— START Extracted material —

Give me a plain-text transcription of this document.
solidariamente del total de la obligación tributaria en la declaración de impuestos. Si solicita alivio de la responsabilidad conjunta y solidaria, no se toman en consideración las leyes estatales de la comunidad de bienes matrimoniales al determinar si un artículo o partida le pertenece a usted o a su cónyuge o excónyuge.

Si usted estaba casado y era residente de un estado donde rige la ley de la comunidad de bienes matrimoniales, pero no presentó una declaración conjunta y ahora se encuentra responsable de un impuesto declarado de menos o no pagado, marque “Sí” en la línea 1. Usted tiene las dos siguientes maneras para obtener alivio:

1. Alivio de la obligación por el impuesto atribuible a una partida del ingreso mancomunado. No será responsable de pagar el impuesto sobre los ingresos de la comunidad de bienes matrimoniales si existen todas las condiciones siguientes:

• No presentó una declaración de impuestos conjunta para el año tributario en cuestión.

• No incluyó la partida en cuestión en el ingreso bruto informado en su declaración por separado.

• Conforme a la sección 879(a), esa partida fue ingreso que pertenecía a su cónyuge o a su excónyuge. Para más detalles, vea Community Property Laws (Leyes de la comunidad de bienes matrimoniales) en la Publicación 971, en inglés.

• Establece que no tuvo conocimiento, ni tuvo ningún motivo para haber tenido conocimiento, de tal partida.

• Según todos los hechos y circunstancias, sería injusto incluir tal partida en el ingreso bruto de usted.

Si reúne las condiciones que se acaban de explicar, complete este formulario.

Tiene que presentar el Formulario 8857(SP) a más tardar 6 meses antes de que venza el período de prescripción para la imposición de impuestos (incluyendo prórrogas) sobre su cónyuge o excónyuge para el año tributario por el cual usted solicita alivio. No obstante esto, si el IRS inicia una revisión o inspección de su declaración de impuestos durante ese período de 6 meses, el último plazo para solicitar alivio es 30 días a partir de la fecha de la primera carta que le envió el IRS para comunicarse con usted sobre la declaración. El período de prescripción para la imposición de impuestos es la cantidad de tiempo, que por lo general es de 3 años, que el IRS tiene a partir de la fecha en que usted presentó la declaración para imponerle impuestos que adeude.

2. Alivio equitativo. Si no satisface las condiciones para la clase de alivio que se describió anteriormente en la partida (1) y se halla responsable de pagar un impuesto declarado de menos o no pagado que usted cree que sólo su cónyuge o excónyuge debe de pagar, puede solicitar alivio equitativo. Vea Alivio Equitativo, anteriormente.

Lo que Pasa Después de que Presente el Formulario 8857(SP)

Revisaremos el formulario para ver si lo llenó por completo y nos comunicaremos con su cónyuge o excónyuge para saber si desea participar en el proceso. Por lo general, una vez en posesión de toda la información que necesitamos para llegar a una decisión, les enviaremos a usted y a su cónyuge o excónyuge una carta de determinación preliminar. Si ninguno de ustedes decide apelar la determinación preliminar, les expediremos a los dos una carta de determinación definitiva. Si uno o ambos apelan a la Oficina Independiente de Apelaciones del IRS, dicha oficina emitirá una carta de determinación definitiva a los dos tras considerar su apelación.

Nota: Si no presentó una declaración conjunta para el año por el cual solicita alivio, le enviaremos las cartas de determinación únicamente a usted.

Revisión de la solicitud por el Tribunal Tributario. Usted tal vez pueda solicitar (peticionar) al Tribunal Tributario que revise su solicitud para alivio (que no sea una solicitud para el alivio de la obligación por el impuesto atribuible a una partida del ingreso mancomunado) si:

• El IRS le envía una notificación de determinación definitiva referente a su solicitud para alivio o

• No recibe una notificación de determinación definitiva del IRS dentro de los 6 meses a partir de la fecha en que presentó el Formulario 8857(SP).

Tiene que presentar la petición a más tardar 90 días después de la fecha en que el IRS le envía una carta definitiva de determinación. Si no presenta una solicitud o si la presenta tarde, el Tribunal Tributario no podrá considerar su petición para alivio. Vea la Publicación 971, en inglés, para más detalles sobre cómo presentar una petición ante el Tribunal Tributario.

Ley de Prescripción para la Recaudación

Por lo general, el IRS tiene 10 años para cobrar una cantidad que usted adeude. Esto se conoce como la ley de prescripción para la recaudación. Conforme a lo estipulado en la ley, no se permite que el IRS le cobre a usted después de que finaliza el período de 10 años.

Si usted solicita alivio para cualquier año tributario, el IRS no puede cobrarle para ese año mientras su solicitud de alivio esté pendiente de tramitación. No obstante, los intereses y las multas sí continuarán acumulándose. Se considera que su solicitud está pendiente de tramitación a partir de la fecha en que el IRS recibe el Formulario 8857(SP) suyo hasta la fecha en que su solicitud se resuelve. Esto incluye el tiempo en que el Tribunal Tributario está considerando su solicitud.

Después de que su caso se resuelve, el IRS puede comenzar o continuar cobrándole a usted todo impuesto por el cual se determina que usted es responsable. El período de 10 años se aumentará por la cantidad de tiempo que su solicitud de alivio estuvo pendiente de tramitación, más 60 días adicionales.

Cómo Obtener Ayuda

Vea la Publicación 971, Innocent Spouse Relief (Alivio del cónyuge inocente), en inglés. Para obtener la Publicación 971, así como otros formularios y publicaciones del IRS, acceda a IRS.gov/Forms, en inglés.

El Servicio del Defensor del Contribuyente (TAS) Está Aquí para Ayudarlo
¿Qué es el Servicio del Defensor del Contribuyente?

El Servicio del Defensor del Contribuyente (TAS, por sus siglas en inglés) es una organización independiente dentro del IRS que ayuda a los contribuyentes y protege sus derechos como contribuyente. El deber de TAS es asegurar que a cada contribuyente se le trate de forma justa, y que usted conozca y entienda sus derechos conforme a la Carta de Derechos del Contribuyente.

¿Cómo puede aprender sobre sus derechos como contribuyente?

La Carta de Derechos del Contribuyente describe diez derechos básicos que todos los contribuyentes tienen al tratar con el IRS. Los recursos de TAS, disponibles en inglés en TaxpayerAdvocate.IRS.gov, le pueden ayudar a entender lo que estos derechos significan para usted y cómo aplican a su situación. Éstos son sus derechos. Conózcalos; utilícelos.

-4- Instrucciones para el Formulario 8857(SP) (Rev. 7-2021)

— END Extracted material —

Copy all the lines, exactly.

Give me a plain-text transcription of this document.
solidariamente del total de la obligación tributaria en la declaración de impuestos. Si solicita alivio de la responsabilidad conjunta y solidaria, no se toman en consideración las leyes estatales de la comunidad de bienes matrimoniales al determinar si un artículo o partida le pertenece a usted o a su cónyuge o excónyuge.

Si usted estaba casado y era residente de un estado donde rige la ley de la comunidad de bienes matrimoniales, pero no presentó una declaración conjunta y ahora se encuentra responsable de un impuesto declarado de menos o no pagado, marque “Sí” en la línea 1. Usted tiene las dos siguientes maneras para obtener alivio:

1. Alivio de la obligación por el impuesto atribuible a una partida del ingreso mancomunado. No será responsable de pagar el impuesto sobre los ingresos de la comunidad de bienes matrimoniales si existen todas las condiciones siguientes:

• No presentó una declaración de impuestos conjunta para el año tributario en cuestión.

• No incluyó la partida en cuestión en el ingreso bruto informado en su declaración por separado.

• Conforme a la sección 879(a), esa partida fue ingreso que pertenecía a su cónyuge o a su excónyuge. Para más detalles, vea Community Property Laws (Leyes de la comunidad de bienes matrimoniales) en la Publicación 971, en inglés.

• Establece que no tuvo conocimiento, ni tuvo ningún motivo para haber tenido conocimiento, de tal partida.

• Según todos los hechos y circunstancias, sería injusto incluir tal partida en el ingreso bruto de usted.

Si reúne las condiciones que se acaban de explicar, complete este formulario.

Tiene que presentar el Formulario 8857(SP) a más tardar 6 meses antes de que venza el período de prescripción para la imposición de impuestos (incluyendo prórrogas) sobre su cónyuge o excónyuge para el año tributario por el cual usted solicita alivio. No obstante esto, si el IRS inicia una revisión o inspección de su declaración de impuestos durante ese período de 6 meses, el último plazo para solicitar alivio es 30 días a partir de la fecha de la primera carta que le envió el IRS para comunicarse con usted sobre la declaración. El período de prescripción para la imposición de impuestos es la cantidad de tiempo, que por lo general es de 3 años, que el IRS tiene a partir de la fecha en que usted presentó la declaración para imponerle impuestos que adeude.

2. Alivio equitativo. Si no satisface las condiciones para la clase de alivio que se describió anteriormente en la partida (1) y se halla responsable de pagar un impuesto declarado de menos o no pagado que usted cree que sólo su cónyuge o excónyuge debe de pagar, puede solicitar alivio equitativo. Vea Alivio Equitativo, anteriormente.

Lo que Pasa Después de que Presente el Formulario 8857(SP)

Revisaremos el formulario para ver si lo llenó por completo y nos comunicaremos con su cónyuge o excónyuge para saber si desea participar en el proceso. Por lo general, una vez en posesión de toda la información que necesitamos para llegar a una decisión, les enviaremos a usted y a su cónyuge o excónyuge una carta de determinación preliminar. Si ninguno de ustedes decide apelar la determinación preliminar, les expediremos a los dos una carta de determinación definitiva. Si uno o ambos apelan a la Oficina Independiente de Apelaciones del IRS, dicha oficina emitirá una carta de determinación definitiva a los dos tras considerar su apelación.

Nota: Si no presentó una declaración conjunta para el año por el cual solicita alivio, le enviaremos las cartas de determinación únicamente a usted.

Revisión de la solicitud por el Tribunal Tributario. Usted tal vez pueda solicitar (peticionar) al Tribunal Tributario que revise su solicitud para alivio (que no sea una solicitud para el alivio de la obligación por el impuesto atribuible a una partida del ingreso mancomunado) si:

• El IRS le envía una notificación de determinación definitiva referente a su solicitud para alivio o

• No recibe una notificación de determinación definitiva del IRS dentro de los 6 meses a partir de la fecha en que presentó el Formulario 8857(SP).

Tiene que presentar la petición a más tardar 90 días después de la fecha en que el IRS le envía una carta definitiva de determinación. Si no presenta una solicitud o si la presenta tarde, el Tribunal Tributario no podrá considerar su petición para alivio. Vea la Publicación 971, en inglés, para más detalles sobre cómo presentar una petición ante el Tribunal Tributario.

Ley de Prescripción para la Recaudación

Por lo general, el IRS tiene 10 años para cobrar una cantidad que usted adeude. Esto se conoce como la ley de prescripción para la recaudación. Conforme a lo estipulado en la ley, no se permite que el IRS le cobre a usted después de que finaliza el período de 10 años.

Si usted solicita alivio para cualquier año tributario, el IRS no puede cobrarle para ese año mientras su solicitud de alivio esté pendiente de tramitación. No obstante, los intereses y las multas sí continuarán acumulándose. Se considera que su solicitud está pendiente de tramitación a partir de la fecha en que el IRS recibe el Formulario 8857(SP) suyo hasta la fecha en que su solicitud se resuelve. Esto incluye el tiempo en que el Tribunal Tributario está considerando su solicitud.

Después de que su caso se resuelve, el IRS puede comenzar o continuar cobrándole a usted todo impuesto por el cual se determina que usted es responsable. El período de 10 años se aumentará por la cantidad de tiempo que su solicitud de alivio estuvo pendiente de tramitación, más 60 días adicionales.

Cómo Obtener Ayuda

Vea la Publicación 971, Innocent Spouse Relief (Alivio del cónyuge inocente), en inglés. Para obtener la Publicación 971, así como otros formularios y publicaciones del IRS, acceda a IRS.gov/Forms, en inglés.

El Servicio del Defensor del Contribuyente (TAS) Está Aquí para Ayudarlo
¿Qué es el Servicio del Defensor del Contribuyente?

El Servicio del Defensor del Contribuyente (TAS, por sus siglas en inglés) es una organización independiente dentro del IRS que ayuda a los contribuyentes y protege sus derechos como contribuyente. El deber de TAS es asegurar que a cada contribuyente se le trate de forma justa, y que usted conozca y entienda sus derechos conforme a la Carta de Derechos del Contribuyente.

¿Cómo puede aprender sobre sus derechos como contribuyente?

La Carta de Derechos del Contribuyente describe diez derechos básicos que todos los contribuyentes tienen al tratar con el IRS. Los recursos de TAS, disponibles en inglés en TaxpayerAdvocate.IRS.gov, le pueden ayudar a entender lo que estos derechos significan para usted y cómo aplican a su situación. Éstos son sus derechos. Conózcalos; utilícelos.

-4- Instrucciones para el Formulario 8857(SP) (Rev. 7-2021)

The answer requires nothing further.